Given problem. Repeat the material exactly as it appears.

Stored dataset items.
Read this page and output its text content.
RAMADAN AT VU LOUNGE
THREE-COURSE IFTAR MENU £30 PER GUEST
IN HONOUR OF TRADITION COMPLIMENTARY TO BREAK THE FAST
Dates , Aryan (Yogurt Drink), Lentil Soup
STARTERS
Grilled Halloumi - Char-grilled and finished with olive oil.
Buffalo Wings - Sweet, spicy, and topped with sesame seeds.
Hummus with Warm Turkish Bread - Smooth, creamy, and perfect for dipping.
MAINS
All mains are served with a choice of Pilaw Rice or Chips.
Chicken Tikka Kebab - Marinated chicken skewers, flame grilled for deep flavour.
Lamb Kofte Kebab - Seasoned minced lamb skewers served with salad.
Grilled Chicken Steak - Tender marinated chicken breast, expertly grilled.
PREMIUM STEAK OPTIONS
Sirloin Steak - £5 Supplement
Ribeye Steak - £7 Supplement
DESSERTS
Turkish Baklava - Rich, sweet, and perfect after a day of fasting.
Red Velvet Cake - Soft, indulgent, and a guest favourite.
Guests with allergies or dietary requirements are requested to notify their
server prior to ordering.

Expected answer.
Read this page and output its text content.
RAMADAN AT VU LOUNGE
THREE-COURSE IFTAR MENU £30 PER GUEST
IN HONOUR OF TRADITION COMPLIMENTARY TO BREAK THE FAST
Dates , Aryan (Yogurt Drink), Lentil Soup
STARTERS
Grilled Halloumi - Char-grilled and finished with olive oil.
Buffalo Wings - Sweet, spicy, and topped with sesame seeds.
Hummus with Warm Turkish Bread - Smooth, creamy, and perfect for dipping.
MAINS
All mains are served with a choice of Pilaw Rice or Chips.
Chicken Tikka Kebab - Marinated chicken skewers, flame grilled for deep flavour.
Lamb Kofte Kebab - Seasoned minced lamb skewers served with salad.
Grilled Chicken Steak - Tender marinated chicken breast, expertly grilled.
PREMIUM STEAK OPTIONS
Sirloin Steak - £5 Supplement
Ribeye Steak - £7 Supplement
DESSERTS
Turkish Baklava - Rich, sweet, and perfect after a day of fasting.
Red Velvet Cake - Soft, indulgent, and a guest favourite.
Guests with allergies or dietary requirements are requested to notify their
server prior to ordering.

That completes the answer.